(Dataset entries)
▼

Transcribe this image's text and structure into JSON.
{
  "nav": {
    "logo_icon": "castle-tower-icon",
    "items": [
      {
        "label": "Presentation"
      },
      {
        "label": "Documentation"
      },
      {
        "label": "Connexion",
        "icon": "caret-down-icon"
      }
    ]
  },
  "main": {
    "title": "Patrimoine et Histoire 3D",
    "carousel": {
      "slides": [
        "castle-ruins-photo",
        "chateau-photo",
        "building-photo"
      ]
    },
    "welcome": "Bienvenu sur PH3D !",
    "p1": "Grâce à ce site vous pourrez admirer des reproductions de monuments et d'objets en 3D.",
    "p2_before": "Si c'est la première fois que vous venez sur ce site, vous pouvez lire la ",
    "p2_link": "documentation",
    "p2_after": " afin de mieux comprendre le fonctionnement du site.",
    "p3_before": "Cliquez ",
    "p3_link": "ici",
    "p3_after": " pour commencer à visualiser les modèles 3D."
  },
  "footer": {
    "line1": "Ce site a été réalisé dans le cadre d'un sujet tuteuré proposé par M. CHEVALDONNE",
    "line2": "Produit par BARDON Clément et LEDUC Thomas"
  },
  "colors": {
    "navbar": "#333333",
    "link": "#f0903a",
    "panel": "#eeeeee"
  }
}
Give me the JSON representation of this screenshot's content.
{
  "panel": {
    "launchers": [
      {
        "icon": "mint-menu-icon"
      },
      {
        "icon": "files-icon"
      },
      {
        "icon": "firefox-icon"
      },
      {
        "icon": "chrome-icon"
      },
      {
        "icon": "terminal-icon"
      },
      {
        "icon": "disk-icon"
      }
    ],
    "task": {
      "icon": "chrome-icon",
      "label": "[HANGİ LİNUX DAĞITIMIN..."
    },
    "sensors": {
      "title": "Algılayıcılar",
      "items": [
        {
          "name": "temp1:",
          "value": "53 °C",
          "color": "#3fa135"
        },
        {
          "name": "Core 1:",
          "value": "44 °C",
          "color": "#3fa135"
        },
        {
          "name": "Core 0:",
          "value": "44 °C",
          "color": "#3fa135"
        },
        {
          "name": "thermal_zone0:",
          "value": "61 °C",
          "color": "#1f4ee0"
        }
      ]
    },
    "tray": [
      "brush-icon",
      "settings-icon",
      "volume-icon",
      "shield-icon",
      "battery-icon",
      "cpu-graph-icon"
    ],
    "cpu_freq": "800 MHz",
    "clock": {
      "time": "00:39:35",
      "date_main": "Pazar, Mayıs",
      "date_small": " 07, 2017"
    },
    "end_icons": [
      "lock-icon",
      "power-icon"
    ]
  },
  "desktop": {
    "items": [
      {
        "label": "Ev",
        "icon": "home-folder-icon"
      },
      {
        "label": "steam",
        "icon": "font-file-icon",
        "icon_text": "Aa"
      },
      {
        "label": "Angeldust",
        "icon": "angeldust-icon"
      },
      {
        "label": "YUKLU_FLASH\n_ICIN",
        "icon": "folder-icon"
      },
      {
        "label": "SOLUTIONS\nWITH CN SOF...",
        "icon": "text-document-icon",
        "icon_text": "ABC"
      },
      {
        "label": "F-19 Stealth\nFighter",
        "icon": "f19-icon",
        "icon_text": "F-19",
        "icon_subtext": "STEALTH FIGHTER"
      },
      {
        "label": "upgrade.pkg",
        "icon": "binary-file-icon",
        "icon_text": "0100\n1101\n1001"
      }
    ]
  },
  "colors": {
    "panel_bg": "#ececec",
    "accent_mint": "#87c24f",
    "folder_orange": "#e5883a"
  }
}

▲

_Given exercise_
Identify the lines in the records above that contain the word "photo", then state how many there are and nothing more.

_The reply_
3